* [EXERCISE DIRECTIONS]:
Give the count of lines containing the string "content", with no other output.

* [Dataset items]:
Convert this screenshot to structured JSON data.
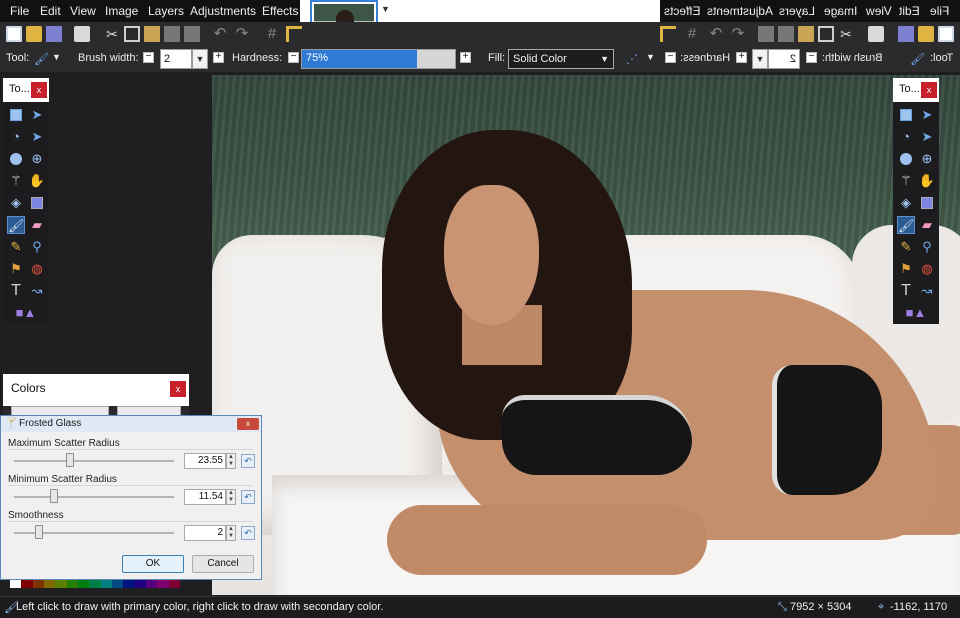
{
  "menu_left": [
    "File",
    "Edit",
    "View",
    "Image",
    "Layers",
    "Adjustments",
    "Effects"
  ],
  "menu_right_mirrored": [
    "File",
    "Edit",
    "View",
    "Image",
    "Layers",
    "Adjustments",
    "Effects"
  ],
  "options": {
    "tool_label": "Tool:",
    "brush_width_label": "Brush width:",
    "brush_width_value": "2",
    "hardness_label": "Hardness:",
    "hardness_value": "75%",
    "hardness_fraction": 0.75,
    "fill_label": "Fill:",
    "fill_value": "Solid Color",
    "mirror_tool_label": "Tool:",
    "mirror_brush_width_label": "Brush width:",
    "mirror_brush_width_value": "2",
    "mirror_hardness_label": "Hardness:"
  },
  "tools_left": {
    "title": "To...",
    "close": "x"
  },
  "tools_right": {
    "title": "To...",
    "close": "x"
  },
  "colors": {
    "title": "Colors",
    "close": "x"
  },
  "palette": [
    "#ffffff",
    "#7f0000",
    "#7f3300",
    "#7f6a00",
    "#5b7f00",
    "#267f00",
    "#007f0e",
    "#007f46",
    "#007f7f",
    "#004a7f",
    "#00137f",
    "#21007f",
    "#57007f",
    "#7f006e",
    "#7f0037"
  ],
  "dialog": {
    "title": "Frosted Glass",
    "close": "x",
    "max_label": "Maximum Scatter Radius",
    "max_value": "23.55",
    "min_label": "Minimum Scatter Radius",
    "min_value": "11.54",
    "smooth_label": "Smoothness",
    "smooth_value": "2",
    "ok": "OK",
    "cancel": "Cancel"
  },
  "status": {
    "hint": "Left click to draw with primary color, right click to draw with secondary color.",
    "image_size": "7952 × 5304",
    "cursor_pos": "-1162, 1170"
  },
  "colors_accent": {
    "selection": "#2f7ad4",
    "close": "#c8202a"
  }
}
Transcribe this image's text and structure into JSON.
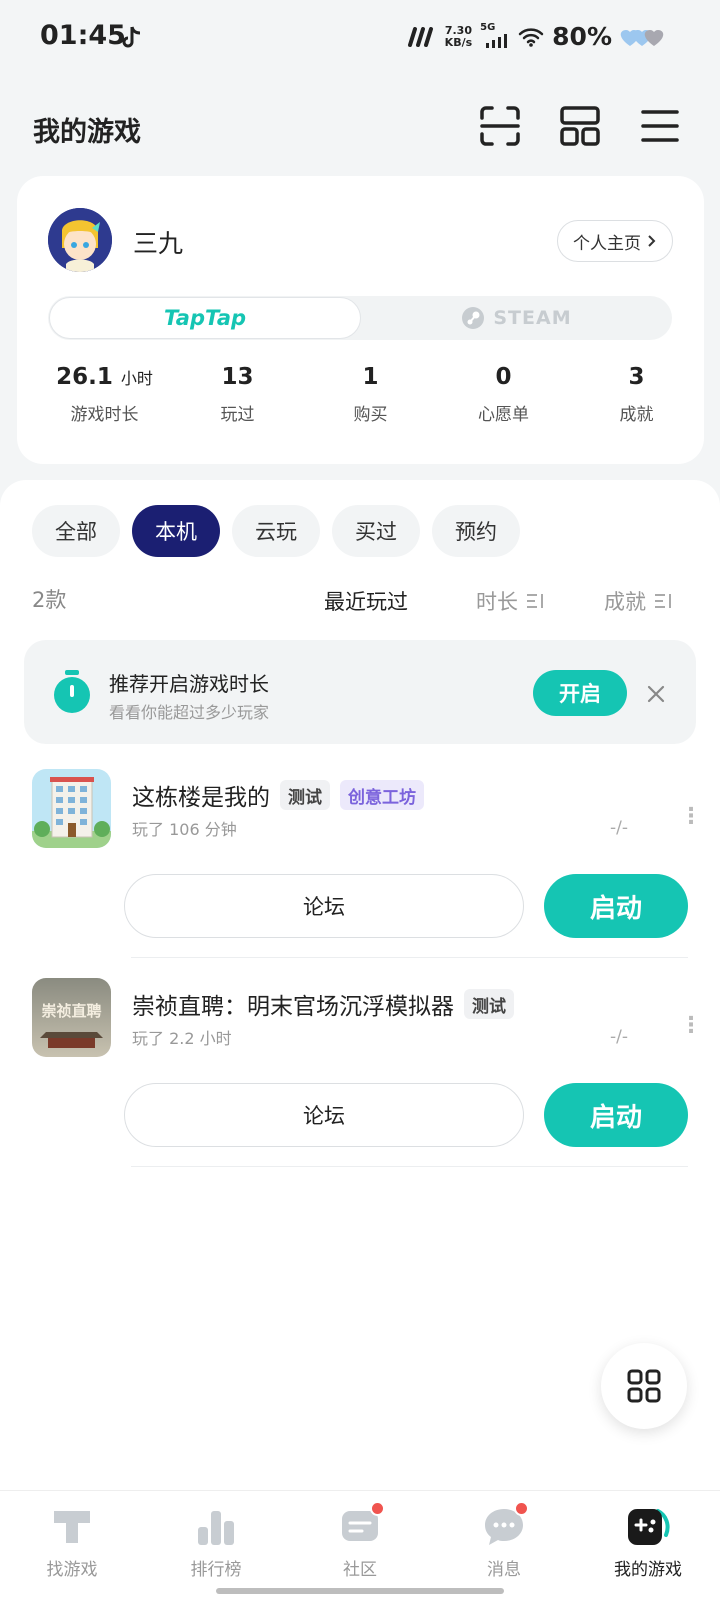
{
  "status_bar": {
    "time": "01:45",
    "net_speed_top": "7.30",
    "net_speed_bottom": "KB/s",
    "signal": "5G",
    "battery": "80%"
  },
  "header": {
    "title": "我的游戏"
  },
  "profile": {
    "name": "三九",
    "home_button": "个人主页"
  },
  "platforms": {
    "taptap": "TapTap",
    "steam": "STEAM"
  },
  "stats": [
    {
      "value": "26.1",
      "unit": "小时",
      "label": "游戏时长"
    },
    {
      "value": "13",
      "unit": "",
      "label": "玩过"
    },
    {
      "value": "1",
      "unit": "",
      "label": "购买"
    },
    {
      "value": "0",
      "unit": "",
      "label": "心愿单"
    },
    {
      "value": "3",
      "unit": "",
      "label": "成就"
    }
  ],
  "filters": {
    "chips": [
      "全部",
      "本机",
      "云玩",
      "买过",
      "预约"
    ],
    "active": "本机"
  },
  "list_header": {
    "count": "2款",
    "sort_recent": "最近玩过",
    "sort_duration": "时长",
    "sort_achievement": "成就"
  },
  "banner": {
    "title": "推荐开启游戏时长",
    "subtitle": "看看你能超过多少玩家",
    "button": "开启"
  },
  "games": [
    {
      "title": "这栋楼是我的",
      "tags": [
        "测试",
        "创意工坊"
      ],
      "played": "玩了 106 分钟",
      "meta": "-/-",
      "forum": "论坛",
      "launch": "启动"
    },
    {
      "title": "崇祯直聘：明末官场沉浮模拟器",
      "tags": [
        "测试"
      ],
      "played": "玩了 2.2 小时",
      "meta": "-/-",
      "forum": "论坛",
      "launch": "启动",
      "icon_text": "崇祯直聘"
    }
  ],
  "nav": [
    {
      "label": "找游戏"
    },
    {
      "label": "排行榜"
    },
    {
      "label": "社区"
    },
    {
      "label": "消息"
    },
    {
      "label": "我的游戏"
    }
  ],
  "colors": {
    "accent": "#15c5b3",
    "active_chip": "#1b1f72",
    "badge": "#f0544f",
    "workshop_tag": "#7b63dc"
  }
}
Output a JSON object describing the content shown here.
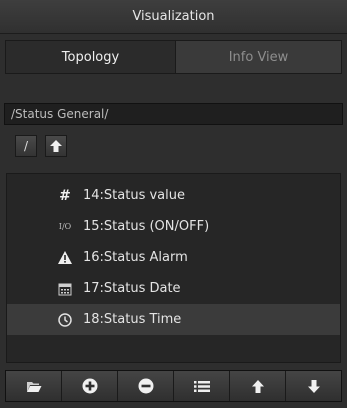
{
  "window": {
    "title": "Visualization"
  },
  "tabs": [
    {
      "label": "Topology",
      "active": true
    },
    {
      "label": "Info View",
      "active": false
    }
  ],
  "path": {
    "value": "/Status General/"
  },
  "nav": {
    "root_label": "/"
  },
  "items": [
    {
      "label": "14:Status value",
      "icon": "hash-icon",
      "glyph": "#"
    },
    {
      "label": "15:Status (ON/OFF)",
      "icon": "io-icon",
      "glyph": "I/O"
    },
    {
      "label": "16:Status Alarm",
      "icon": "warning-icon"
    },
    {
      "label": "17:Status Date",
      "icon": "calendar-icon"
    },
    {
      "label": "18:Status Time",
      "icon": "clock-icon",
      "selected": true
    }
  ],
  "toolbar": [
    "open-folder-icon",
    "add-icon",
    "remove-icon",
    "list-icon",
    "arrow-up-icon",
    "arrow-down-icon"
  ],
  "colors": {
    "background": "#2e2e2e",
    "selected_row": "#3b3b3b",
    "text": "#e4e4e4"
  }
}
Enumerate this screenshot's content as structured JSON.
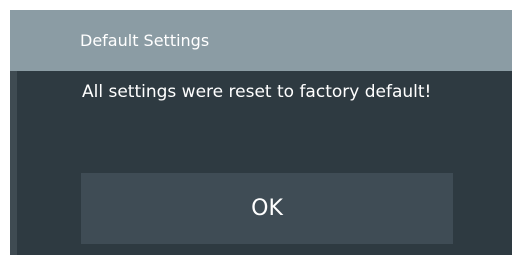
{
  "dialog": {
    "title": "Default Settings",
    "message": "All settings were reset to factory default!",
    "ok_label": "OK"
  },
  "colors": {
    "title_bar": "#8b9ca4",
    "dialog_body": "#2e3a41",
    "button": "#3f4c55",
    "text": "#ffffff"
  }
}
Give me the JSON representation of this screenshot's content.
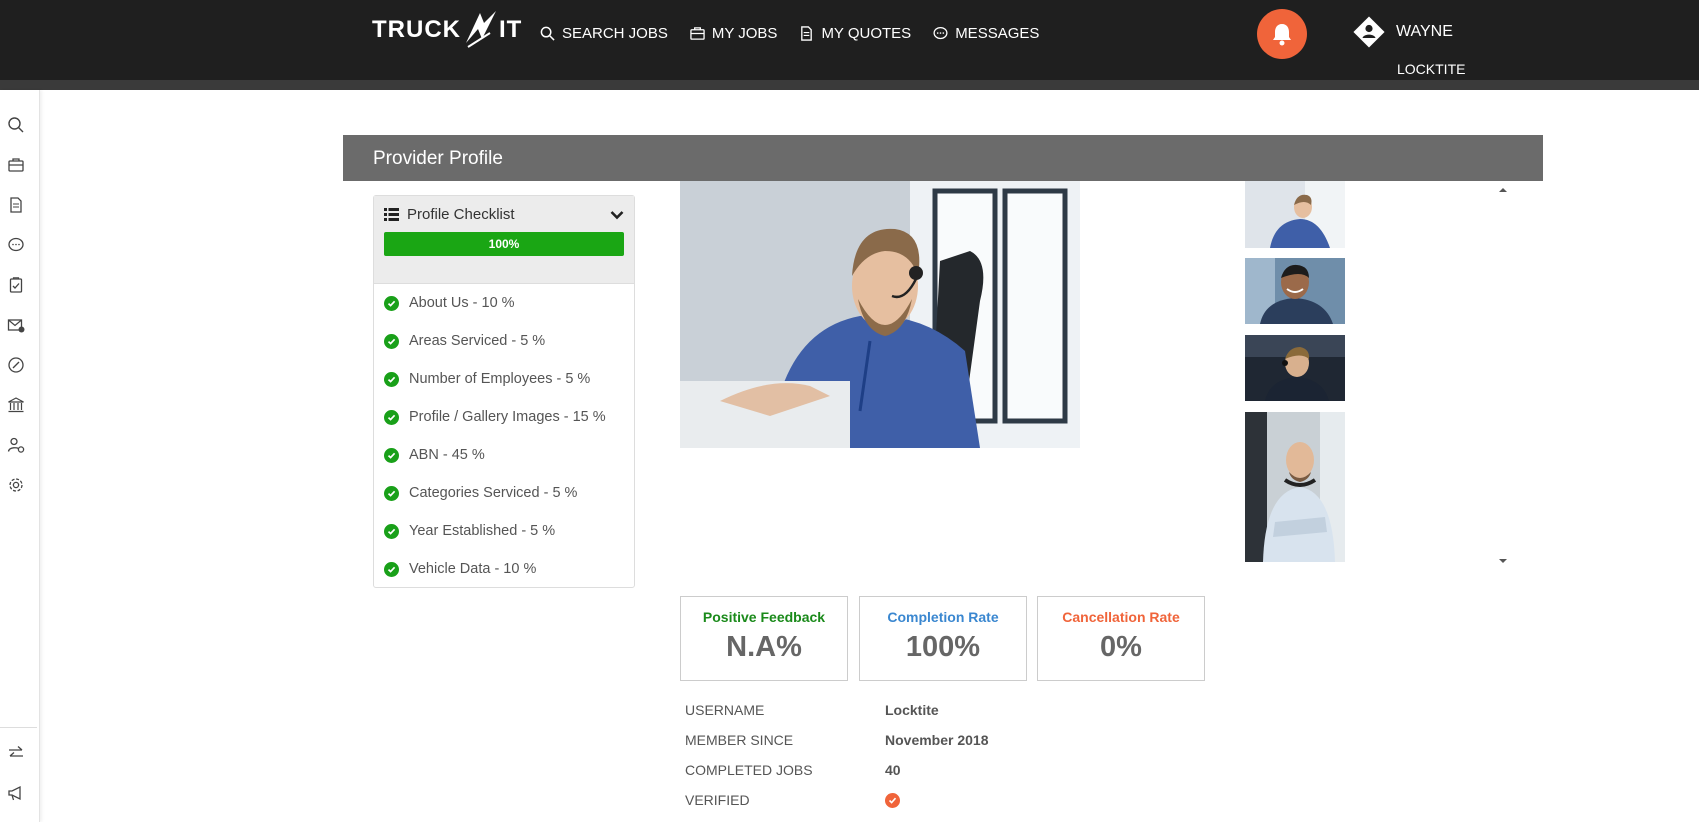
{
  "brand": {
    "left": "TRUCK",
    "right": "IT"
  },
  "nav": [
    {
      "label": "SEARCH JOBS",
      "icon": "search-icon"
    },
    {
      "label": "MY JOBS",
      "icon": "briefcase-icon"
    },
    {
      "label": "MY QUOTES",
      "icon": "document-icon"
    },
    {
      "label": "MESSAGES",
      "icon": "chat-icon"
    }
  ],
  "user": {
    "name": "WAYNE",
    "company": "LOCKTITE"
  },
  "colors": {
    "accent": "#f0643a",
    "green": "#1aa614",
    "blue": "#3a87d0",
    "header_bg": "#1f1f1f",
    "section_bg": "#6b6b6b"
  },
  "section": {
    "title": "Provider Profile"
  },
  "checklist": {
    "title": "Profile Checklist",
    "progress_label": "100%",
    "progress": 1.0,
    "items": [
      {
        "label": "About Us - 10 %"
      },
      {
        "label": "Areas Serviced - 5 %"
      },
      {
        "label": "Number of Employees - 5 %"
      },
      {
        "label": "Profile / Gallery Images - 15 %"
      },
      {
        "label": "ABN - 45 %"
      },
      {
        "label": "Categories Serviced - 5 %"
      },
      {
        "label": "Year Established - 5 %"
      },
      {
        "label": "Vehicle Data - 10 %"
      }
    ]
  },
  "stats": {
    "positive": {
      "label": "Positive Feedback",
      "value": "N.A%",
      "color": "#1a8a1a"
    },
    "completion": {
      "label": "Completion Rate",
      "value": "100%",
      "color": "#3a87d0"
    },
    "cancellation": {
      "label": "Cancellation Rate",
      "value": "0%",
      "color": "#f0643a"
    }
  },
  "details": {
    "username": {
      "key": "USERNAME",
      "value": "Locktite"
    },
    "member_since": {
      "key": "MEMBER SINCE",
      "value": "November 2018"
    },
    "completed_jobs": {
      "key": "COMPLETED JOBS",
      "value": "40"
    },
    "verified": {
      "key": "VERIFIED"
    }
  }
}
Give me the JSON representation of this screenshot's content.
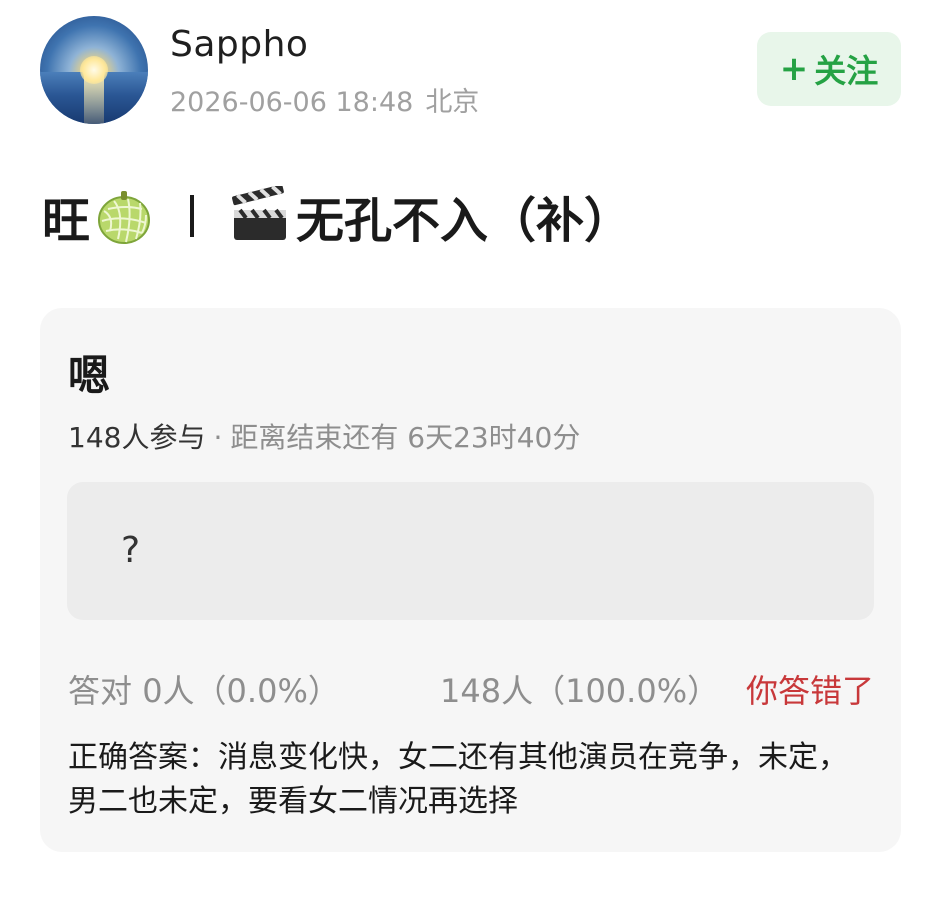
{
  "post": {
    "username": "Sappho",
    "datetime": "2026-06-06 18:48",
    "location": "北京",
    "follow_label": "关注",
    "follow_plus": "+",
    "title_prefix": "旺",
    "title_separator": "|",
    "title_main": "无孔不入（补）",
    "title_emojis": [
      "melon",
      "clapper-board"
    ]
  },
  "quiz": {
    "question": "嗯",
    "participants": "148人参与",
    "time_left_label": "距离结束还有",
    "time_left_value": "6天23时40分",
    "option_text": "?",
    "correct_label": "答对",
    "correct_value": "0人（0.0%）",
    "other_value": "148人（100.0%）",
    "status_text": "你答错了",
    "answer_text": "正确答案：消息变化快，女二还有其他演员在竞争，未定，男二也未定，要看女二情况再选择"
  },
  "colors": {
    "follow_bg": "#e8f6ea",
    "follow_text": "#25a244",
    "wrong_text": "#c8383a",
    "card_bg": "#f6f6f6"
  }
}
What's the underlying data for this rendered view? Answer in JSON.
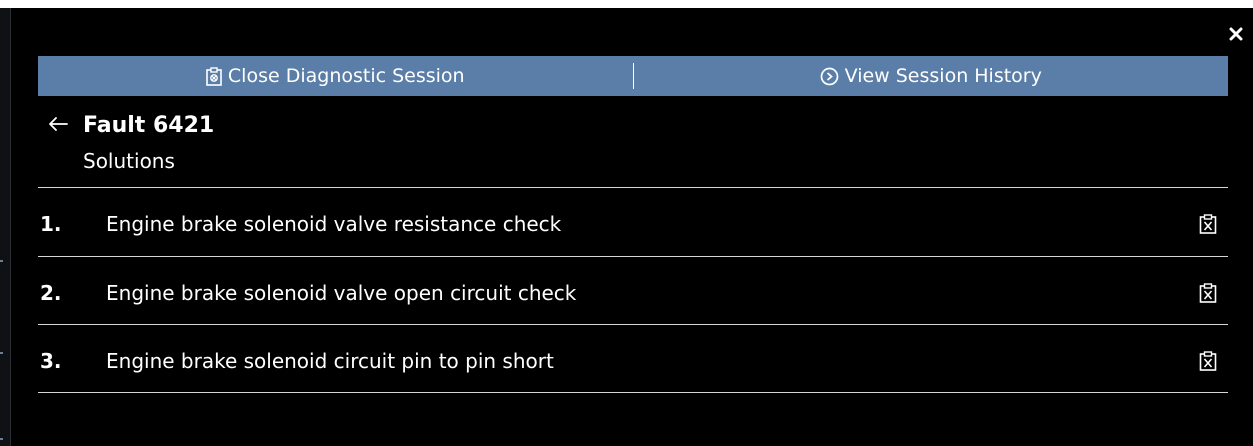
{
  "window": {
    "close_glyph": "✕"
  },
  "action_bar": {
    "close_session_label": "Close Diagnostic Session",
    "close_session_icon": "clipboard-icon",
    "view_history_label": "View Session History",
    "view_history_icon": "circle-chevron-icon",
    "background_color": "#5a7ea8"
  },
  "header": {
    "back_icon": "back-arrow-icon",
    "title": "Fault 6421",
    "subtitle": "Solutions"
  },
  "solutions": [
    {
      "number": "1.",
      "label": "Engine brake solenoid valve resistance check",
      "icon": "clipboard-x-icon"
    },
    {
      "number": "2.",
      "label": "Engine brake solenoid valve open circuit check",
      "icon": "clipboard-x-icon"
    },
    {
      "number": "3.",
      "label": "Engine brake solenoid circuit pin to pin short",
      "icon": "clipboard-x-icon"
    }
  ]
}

* [EXERCISE OUTPUT]:
4